(Layout annotation data)
_ _ _ _ _
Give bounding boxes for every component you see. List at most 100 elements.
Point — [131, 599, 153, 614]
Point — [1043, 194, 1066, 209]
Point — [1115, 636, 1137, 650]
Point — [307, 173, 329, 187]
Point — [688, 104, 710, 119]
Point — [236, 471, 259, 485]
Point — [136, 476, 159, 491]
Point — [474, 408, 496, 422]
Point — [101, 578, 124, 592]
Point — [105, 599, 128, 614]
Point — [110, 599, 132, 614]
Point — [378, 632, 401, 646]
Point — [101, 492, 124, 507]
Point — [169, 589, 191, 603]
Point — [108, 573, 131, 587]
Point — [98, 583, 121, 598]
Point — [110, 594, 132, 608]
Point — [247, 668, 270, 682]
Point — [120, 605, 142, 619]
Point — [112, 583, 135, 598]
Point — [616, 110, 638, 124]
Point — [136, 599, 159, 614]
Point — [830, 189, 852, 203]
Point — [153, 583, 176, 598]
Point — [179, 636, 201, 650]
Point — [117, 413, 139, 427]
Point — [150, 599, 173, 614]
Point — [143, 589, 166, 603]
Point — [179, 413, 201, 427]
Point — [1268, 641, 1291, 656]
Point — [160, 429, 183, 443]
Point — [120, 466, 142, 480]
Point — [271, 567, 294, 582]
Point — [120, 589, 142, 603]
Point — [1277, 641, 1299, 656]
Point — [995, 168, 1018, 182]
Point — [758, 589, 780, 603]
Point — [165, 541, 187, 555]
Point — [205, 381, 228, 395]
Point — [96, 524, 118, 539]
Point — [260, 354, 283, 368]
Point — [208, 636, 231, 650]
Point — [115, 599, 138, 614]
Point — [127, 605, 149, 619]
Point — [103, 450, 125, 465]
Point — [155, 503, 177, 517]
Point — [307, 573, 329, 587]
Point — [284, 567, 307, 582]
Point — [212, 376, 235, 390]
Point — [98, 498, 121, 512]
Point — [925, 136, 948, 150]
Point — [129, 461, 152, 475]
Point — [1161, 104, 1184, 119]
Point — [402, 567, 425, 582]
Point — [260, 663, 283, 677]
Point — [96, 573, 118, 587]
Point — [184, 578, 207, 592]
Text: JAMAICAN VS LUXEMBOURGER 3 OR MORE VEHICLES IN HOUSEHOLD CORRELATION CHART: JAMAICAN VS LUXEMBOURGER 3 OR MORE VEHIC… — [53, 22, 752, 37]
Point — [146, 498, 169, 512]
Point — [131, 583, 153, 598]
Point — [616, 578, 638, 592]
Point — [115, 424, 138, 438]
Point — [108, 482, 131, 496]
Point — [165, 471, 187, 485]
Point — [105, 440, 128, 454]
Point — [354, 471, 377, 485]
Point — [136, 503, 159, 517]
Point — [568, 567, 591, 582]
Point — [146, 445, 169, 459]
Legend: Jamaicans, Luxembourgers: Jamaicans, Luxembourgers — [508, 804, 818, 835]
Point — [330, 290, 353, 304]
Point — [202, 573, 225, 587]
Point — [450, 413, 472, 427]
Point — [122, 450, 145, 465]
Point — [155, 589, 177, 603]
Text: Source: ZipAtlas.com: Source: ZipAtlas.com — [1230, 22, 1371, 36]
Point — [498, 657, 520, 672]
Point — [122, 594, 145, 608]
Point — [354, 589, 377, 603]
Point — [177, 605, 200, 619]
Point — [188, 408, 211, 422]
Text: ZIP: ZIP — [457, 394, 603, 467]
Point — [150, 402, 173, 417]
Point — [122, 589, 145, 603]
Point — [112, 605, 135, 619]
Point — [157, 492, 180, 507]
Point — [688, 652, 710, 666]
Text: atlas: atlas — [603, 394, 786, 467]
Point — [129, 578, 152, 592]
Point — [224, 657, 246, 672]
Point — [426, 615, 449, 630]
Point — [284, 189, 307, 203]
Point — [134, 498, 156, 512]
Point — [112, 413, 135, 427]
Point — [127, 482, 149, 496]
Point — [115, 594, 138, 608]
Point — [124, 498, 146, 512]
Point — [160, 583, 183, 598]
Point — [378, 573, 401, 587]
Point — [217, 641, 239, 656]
_ _ _ _ _
Rewrite the records above with "Marker" in place of every "Point", keeping all other text unchanged.

Give bounding boxes for every component you see. List at most 100 elements.
Marker — [131, 599, 153, 614]
Marker — [1043, 194, 1066, 209]
Marker — [1115, 636, 1137, 650]
Marker — [307, 173, 329, 187]
Marker — [688, 104, 710, 119]
Marker — [236, 471, 259, 485]
Marker — [136, 476, 159, 491]
Marker — [474, 408, 496, 422]
Marker — [101, 578, 124, 592]
Marker — [105, 599, 128, 614]
Marker — [110, 599, 132, 614]
Marker — [378, 632, 401, 646]
Marker — [101, 492, 124, 507]
Marker — [169, 589, 191, 603]
Marker — [108, 573, 131, 587]
Marker — [98, 583, 121, 598]
Marker — [110, 594, 132, 608]
Marker — [247, 668, 270, 682]
Marker — [120, 605, 142, 619]
Marker — [112, 583, 135, 598]
Marker — [616, 110, 638, 124]
Marker — [136, 599, 159, 614]
Marker — [830, 189, 852, 203]
Marker — [153, 583, 176, 598]
Marker — [179, 636, 201, 650]
Marker — [117, 413, 139, 427]
Marker — [150, 599, 173, 614]
Marker — [143, 589, 166, 603]
Marker — [179, 413, 201, 427]
Marker — [1268, 641, 1291, 656]
Marker — [160, 429, 183, 443]
Marker — [120, 466, 142, 480]
Marker — [271, 567, 294, 582]
Marker — [120, 589, 142, 603]
Marker — [1277, 641, 1299, 656]
Marker — [995, 168, 1018, 182]
Marker — [758, 589, 780, 603]
Marker — [165, 541, 187, 555]
Marker — [205, 381, 228, 395]
Marker — [96, 524, 118, 539]
Marker — [260, 354, 283, 368]
Marker — [208, 636, 231, 650]
Marker — [115, 599, 138, 614]
Marker — [127, 605, 149, 619]
Marker — [103, 450, 125, 465]
Marker — [155, 503, 177, 517]
Marker — [307, 573, 329, 587]
Marker — [284, 567, 307, 582]
Marker — [212, 376, 235, 390]
Marker — [98, 498, 121, 512]
Marker — [925, 136, 948, 150]
Marker — [129, 461, 152, 475]
Marker — [1161, 104, 1184, 119]
Marker — [402, 567, 425, 582]
Marker — [260, 663, 283, 677]
Marker — [96, 573, 118, 587]
Marker — [184, 578, 207, 592]
Text: JAMAICAN VS LUXEMBOURGER 3 OR MORE VEHICLES IN HOUSEHOLD CORRELATION CHART: JAMAICAN VS LUXEMBOURGER 3 OR MORE VEHIC… — [53, 22, 752, 37]
Marker — [146, 498, 169, 512]
Marker — [131, 583, 153, 598]
Marker — [616, 578, 638, 592]
Marker — [115, 424, 138, 438]
Marker — [108, 482, 131, 496]
Marker — [165, 471, 187, 485]
Marker — [105, 440, 128, 454]
Marker — [354, 471, 377, 485]
Marker — [136, 503, 159, 517]
Marker — [568, 567, 591, 582]
Marker — [146, 445, 169, 459]
Legend: Jamaicans, Luxembourgers: Jamaicans, Luxembourgers — [508, 804, 818, 835]
Marker — [330, 290, 353, 304]
Marker — [202, 573, 225, 587]
Marker — [450, 413, 472, 427]
Marker — [122, 450, 145, 465]
Marker — [155, 589, 177, 603]
Text: Source: ZipAtlas.com: Source: ZipAtlas.com — [1230, 22, 1371, 36]
Marker — [498, 657, 520, 672]
Marker — [122, 594, 145, 608]
Marker — [354, 589, 377, 603]
Marker — [177, 605, 200, 619]
Marker — [188, 408, 211, 422]
Text: ZIP: ZIP — [457, 394, 603, 467]
Marker — [150, 402, 173, 417]
Marker — [122, 589, 145, 603]
Marker — [112, 605, 135, 619]
Marker — [157, 492, 180, 507]
Marker — [688, 652, 710, 666]
Text: atlas: atlas — [603, 394, 786, 467]
Marker — [129, 578, 152, 592]
Marker — [224, 657, 246, 672]
Marker — [426, 615, 449, 630]
Marker — [284, 189, 307, 203]
Marker — [134, 498, 156, 512]
Marker — [112, 413, 135, 427]
Marker — [127, 482, 149, 496]
Marker — [115, 594, 138, 608]
Marker — [124, 498, 146, 512]
Marker — [160, 583, 183, 598]
Marker — [378, 573, 401, 587]
Marker — [217, 641, 239, 656]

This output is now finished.